_Input rows_
------------------------------

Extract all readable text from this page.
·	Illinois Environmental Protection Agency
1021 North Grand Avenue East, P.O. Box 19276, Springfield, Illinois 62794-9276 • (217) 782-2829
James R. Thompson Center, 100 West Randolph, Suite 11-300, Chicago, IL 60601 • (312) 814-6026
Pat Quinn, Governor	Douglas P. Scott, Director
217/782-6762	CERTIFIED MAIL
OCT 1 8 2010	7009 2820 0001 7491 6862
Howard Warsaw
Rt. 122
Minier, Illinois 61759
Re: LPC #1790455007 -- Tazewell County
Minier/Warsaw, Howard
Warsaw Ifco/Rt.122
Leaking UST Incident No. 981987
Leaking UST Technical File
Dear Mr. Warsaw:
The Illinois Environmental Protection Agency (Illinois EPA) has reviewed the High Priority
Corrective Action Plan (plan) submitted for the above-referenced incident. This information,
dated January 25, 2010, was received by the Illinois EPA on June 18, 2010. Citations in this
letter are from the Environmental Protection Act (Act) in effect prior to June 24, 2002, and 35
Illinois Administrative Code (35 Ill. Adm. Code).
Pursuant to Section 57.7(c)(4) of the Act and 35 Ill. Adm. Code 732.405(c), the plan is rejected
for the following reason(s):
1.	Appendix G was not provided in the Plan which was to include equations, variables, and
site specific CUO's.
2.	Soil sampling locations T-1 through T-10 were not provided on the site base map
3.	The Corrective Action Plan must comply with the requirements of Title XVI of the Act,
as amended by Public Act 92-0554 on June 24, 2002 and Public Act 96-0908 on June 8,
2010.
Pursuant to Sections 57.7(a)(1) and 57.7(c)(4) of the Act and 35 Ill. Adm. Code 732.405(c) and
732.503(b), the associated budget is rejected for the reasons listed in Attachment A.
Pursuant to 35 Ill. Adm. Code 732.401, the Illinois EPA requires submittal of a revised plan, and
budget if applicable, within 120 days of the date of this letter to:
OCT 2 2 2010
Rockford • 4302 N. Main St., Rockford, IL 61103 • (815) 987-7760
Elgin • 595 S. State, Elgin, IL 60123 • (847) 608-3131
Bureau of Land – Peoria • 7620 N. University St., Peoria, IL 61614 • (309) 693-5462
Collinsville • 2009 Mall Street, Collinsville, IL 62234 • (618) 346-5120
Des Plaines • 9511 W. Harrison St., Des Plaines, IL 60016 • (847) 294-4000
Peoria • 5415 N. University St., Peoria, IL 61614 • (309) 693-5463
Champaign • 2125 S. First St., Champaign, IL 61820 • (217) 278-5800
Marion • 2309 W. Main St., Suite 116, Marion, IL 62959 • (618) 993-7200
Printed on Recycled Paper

------------------------------

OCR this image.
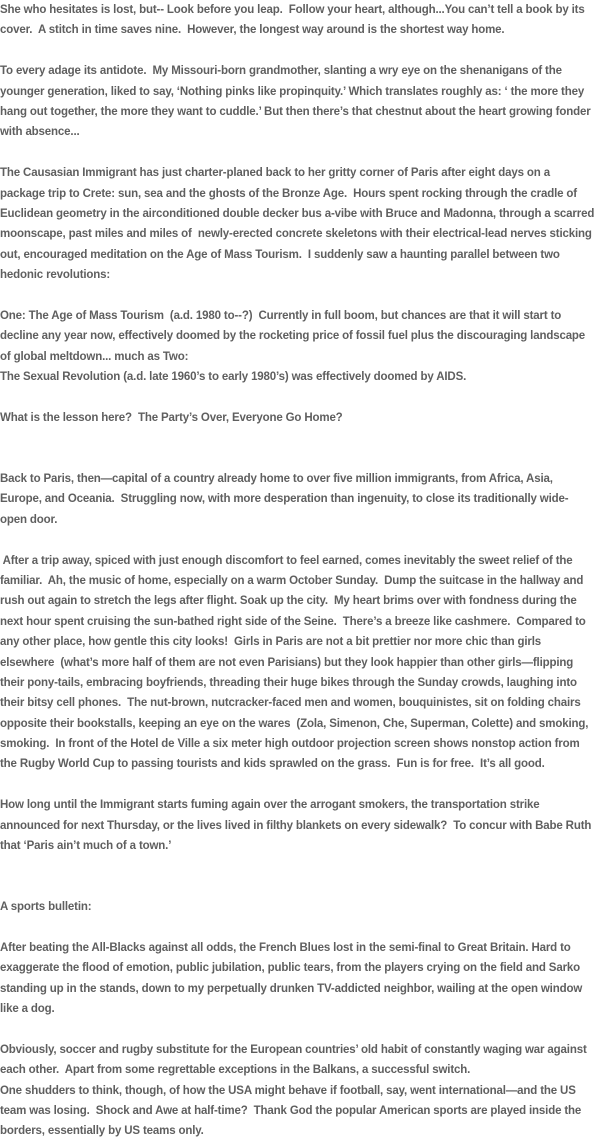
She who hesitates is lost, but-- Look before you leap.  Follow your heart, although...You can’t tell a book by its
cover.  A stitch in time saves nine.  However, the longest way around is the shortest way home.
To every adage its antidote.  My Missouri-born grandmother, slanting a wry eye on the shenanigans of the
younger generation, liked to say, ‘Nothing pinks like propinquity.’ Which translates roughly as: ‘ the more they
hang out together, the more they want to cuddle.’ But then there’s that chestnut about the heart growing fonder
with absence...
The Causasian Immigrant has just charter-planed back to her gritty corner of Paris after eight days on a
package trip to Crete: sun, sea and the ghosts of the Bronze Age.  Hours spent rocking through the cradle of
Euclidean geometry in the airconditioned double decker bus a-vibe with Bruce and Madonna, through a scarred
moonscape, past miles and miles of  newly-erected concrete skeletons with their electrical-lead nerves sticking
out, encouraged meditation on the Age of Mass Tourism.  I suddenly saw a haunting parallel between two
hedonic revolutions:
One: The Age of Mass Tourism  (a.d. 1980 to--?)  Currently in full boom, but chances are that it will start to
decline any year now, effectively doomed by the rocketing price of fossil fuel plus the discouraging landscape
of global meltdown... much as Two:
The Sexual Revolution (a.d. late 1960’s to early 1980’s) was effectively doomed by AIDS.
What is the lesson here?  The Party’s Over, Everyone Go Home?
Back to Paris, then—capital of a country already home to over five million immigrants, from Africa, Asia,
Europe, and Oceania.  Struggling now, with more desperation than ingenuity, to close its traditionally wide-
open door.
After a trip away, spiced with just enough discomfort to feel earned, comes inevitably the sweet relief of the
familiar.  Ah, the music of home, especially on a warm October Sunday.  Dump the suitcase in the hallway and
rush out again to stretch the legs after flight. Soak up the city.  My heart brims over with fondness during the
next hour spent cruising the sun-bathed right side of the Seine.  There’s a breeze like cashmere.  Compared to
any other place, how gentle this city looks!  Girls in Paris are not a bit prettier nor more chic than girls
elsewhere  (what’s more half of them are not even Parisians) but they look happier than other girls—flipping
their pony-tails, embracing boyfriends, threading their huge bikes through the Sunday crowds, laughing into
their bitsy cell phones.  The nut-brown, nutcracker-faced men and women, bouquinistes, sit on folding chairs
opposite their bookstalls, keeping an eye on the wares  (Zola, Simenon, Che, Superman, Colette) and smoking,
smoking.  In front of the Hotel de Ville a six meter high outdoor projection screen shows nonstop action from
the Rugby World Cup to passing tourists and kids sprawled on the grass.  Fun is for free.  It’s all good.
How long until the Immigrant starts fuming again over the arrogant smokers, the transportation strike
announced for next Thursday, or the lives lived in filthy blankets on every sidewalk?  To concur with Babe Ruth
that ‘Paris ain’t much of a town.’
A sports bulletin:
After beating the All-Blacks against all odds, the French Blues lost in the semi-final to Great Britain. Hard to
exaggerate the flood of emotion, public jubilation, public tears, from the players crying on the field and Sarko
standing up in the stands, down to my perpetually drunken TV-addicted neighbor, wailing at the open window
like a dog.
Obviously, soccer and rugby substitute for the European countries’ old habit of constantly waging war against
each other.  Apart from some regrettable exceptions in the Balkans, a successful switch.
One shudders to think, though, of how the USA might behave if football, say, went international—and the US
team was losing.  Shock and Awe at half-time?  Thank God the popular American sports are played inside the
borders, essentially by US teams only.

------------------------------

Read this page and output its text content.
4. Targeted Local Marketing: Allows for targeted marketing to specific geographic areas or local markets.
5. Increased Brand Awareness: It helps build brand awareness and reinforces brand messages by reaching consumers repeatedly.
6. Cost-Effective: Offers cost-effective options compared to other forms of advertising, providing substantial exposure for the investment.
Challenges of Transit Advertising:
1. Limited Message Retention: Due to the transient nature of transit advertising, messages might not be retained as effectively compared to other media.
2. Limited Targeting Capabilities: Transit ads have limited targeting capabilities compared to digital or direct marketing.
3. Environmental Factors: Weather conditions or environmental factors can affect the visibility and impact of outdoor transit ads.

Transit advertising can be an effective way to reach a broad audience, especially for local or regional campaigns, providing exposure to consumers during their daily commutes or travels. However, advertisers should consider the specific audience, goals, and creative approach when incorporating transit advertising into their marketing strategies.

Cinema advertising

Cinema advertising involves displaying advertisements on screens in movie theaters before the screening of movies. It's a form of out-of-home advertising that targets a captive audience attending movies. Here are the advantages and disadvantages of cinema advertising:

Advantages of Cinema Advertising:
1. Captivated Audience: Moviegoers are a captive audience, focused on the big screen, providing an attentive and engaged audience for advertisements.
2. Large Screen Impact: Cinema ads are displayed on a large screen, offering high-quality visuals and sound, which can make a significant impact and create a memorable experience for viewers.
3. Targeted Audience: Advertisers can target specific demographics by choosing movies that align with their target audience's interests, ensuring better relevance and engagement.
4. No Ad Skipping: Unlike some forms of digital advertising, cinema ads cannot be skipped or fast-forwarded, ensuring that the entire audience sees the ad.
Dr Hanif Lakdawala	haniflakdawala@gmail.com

------------------------------

_Task instructions_
Check every line of the data, and copy the ones that contain "just".

_Solution to this exercise_
The Causasian Immigrant has just charter-planed back to her gritty corner of Paris after eight days on a
After a trip away, spiced with just enough discomfort to feel earned, comes inevitably the sweet relief of the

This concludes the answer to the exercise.